— START —

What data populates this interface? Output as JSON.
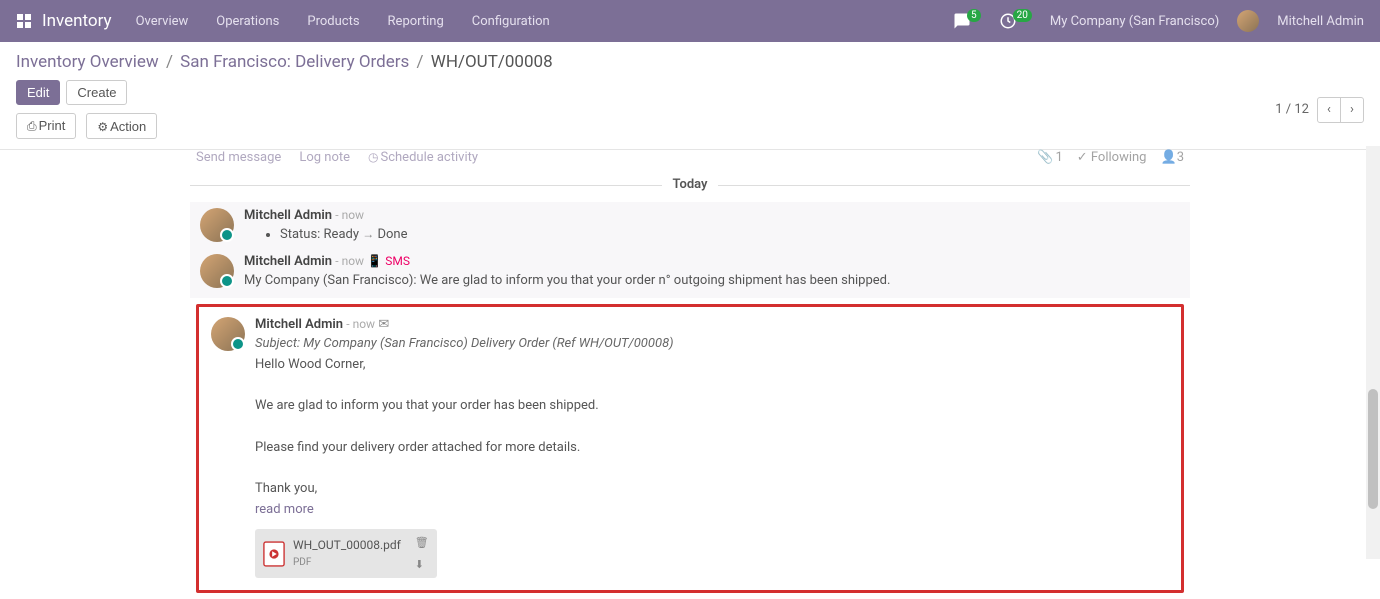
{
  "header": {
    "app_name": "Inventory",
    "menu": [
      "Overview",
      "Operations",
      "Products",
      "Reporting",
      "Configuration"
    ],
    "chat_badge": "5",
    "activity_badge": "20",
    "company": "My Company (San Francisco)",
    "user": "Mitchell Admin"
  },
  "breadcrumb": {
    "l1": "Inventory Overview",
    "l2": "San Francisco: Delivery Orders",
    "l3": "WH/OUT/00008"
  },
  "buttons": {
    "edit": "Edit",
    "create": "Create",
    "print": "Print",
    "action": "Action"
  },
  "pager": {
    "current": "1",
    "total": "12"
  },
  "chatter": {
    "send": "Send message",
    "log": "Log note",
    "schedule": "Schedule activity",
    "attach_count": "1",
    "following": "Following",
    "followers": "3",
    "today": "Today"
  },
  "messages": [
    {
      "author": "Mitchell Admin",
      "time": "- now",
      "status_prefix": "Status: Ready",
      "status_suffix": "Done"
    },
    {
      "author": "Mitchell Admin",
      "time": "- now",
      "sms": "SMS",
      "body": "My Company (San Francisco): We are glad to inform you that your order n° outgoing shipment has been shipped."
    },
    {
      "author": "Mitchell Admin",
      "time": "- now",
      "subject": "Subject: My Company (San Francisco) Delivery Order (Ref WH/OUT/00008)",
      "line1": "Hello Wood Corner,",
      "line2": "We are glad to inform you that your order has been shipped.",
      "line3": "Please find your delivery order attached for more details.",
      "line4": "Thank you,",
      "read_more": "read more",
      "attachment": {
        "name": "WH_OUT_00008.pdf",
        "ext": "PDF"
      }
    }
  ]
}
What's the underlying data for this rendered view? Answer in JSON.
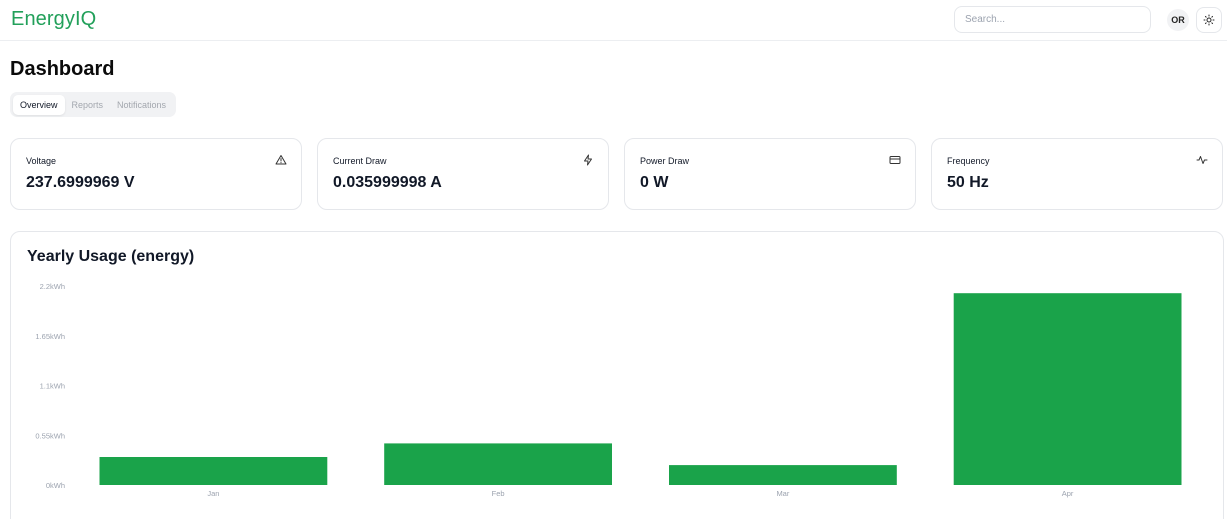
{
  "header": {
    "logo": "EnergyIQ",
    "search_placeholder": "Search...",
    "avatar_initials": "OR",
    "theme_icon": "sun-icon"
  },
  "page": {
    "title": "Dashboard",
    "tabs": [
      {
        "label": "Overview",
        "active": true
      },
      {
        "label": "Reports",
        "active": false
      },
      {
        "label": "Notifications",
        "active": false
      }
    ]
  },
  "cards": [
    {
      "label": "Voltage",
      "value": "237.6999969 V",
      "icon": "warning-triangle-icon"
    },
    {
      "label": "Current Draw",
      "value": "0.035999998 A",
      "icon": "lightning-icon"
    },
    {
      "label": "Power Draw",
      "value": "0 W",
      "icon": "card-icon"
    },
    {
      "label": "Frequency",
      "value": "50 Hz",
      "icon": "activity-pulse-icon"
    }
  ],
  "chart": {
    "title": "Yearly Usage (energy)"
  },
  "colors": {
    "brand": "#22a05a",
    "bar": "#1aa34a"
  },
  "chart_data": {
    "type": "bar",
    "title": "Yearly Usage (energy)",
    "categories": [
      "Jan",
      "Feb",
      "Mar",
      "Apr"
    ],
    "values": [
      0.31,
      0.46,
      0.22,
      2.12
    ],
    "unit": "kWh",
    "ylim": [
      0,
      2.2
    ],
    "yticks": [
      0,
      0.55,
      1.1,
      1.65,
      2.2
    ],
    "ytick_labels": [
      "0kWh",
      "0.55kWh",
      "1.1kWh",
      "1.65kWh",
      "2.2kWh"
    ],
    "grid": false,
    "legend": "none"
  }
}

— END —

■ **TASK**: Leave out the pictures and copy everything else in the records word for word.

■ **WRITTEN RESPONSE**:
What data populates this interface? Output as JSON.
{
  "header": {
    "app_name": "Inventory",
    "menu": [
      "Overview",
      "Operations",
      "Products",
      "Reporting",
      "Configuration"
    ],
    "chat_badge": "5",
    "activity_badge": "20",
    "company": "My Company (San Francisco)",
    "user": "Mitchell Admin"
  },
  "breadcrumb": {
    "l1": "Inventory Overview",
    "l2": "San Francisco: Delivery Orders",
    "l3": "WH/OUT/00008"
  },
  "buttons": {
    "edit": "Edit",
    "create": "Create",
    "print": "Print",
    "action": "Action"
  },
  "pager": {
    "current": "1",
    "total": "12"
  },
  "chatter": {
    "send": "Send message",
    "log": "Log note",
    "schedule": "Schedule activity",
    "attach_count": "1",
    "following": "Following",
    "followers": "3",
    "today": "Today"
  },
  "messages": [
    {
      "author": "Mitchell Admin",
      "time": "- now",
      "status_prefix": "Status: Ready",
      "status_suffix": "Done"
    },
    {
      "author": "Mitchell Admin",
      "time": "- now",
      "sms": "SMS",
      "body": "My Company (San Francisco): We are glad to inform you that your order n° outgoing shipment has been shipped."
    },
    {
      "author": "Mitchell Admin",
      "time": "- now",
      "subject": "Subject: My Company (San Francisco) Delivery Order (Ref WH/OUT/00008)",
      "line1": "Hello Wood Corner,",
      "line2": "We are glad to inform you that your order has been shipped.",
      "line3": "Please find your delivery order attached for more details.",
      "line4": "Thank you,",
      "read_more": "read more",
      "attachment": {
        "name": "WH_OUT_00008.pdf",
        "ext": "PDF"
      }
    }
  ]
}
What's the underlying data for this rendered view? Answer in JSON.
{
  "header": {
    "logo": "EnergyIQ",
    "search_placeholder": "Search...",
    "avatar_initials": "OR",
    "theme_icon": "sun-icon"
  },
  "page": {
    "title": "Dashboard",
    "tabs": [
      {
        "label": "Overview",
        "active": true
      },
      {
        "label": "Reports",
        "active": false
      },
      {
        "label": "Notifications",
        "active": false
      }
    ]
  },
  "cards": [
    {
      "label": "Voltage",
      "value": "237.6999969 V",
      "icon": "warning-triangle-icon"
    },
    {
      "label": "Current Draw",
      "value": "0.035999998 A",
      "icon": "lightning-icon"
    },
    {
      "label": "Power Draw",
      "value": "0 W",
      "icon": "card-icon"
    },
    {
      "label": "Frequency",
      "value": "50 Hz",
      "icon": "activity-pulse-icon"
    }
  ],
  "chart": {
    "title": "Yearly Usage (energy)"
  },
  "colors": {
    "brand": "#22a05a",
    "bar": "#1aa34a"
  },
  "chart_data": {
    "type": "bar",
    "title": "Yearly Usage (energy)",
    "categories": [
      "Jan",
      "Feb",
      "Mar",
      "Apr"
    ],
    "values": [
      0.31,
      0.46,
      0.22,
      2.12
    ],
    "unit": "kWh",
    "ylim": [
      0,
      2.2
    ],
    "yticks": [
      0,
      0.55,
      1.1,
      1.65,
      2.2
    ],
    "ytick_labels": [
      "0kWh",
      "0.55kWh",
      "1.1kWh",
      "1.65kWh",
      "2.2kWh"
    ],
    "grid": false,
    "legend": "none"
  }
}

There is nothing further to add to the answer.